[Data entries]
┌────────

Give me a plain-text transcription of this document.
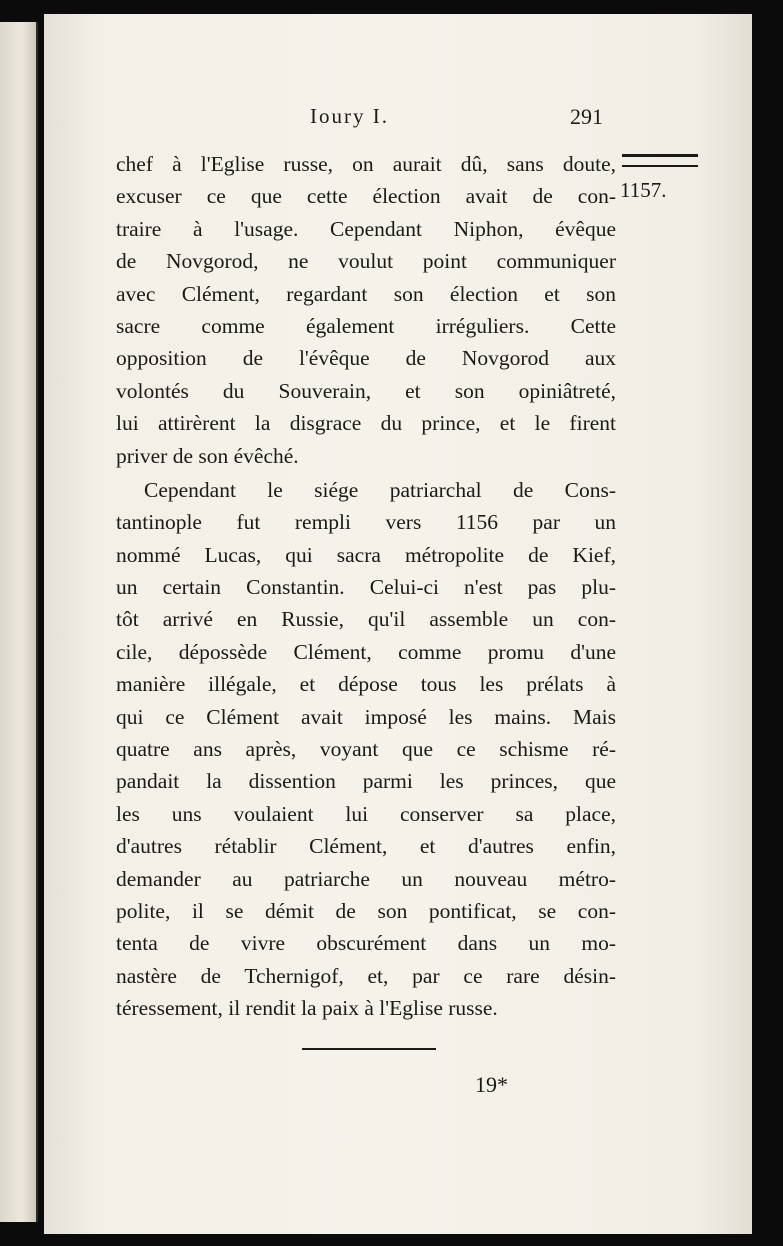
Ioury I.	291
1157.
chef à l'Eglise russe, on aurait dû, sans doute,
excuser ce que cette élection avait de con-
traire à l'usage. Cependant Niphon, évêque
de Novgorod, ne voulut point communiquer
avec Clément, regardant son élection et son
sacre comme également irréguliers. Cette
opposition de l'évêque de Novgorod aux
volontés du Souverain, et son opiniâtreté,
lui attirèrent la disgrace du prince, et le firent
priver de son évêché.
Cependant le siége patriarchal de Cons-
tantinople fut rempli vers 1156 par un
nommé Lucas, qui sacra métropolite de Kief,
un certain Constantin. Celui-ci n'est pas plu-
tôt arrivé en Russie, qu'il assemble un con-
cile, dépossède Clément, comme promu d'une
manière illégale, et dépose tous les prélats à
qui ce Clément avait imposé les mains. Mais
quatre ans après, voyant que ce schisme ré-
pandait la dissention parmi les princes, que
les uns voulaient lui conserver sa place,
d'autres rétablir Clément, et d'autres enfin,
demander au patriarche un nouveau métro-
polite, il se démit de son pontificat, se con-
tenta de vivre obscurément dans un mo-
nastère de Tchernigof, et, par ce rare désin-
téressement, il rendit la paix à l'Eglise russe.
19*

└────────

DIRECTIVE: Each line that has the word "russe" should be copied.

EXERCISE RESPONSE:
chef à l'Eglise russe, on aurait dû, sans doute,
téressement, il rendit la paix à l'Eglise russe.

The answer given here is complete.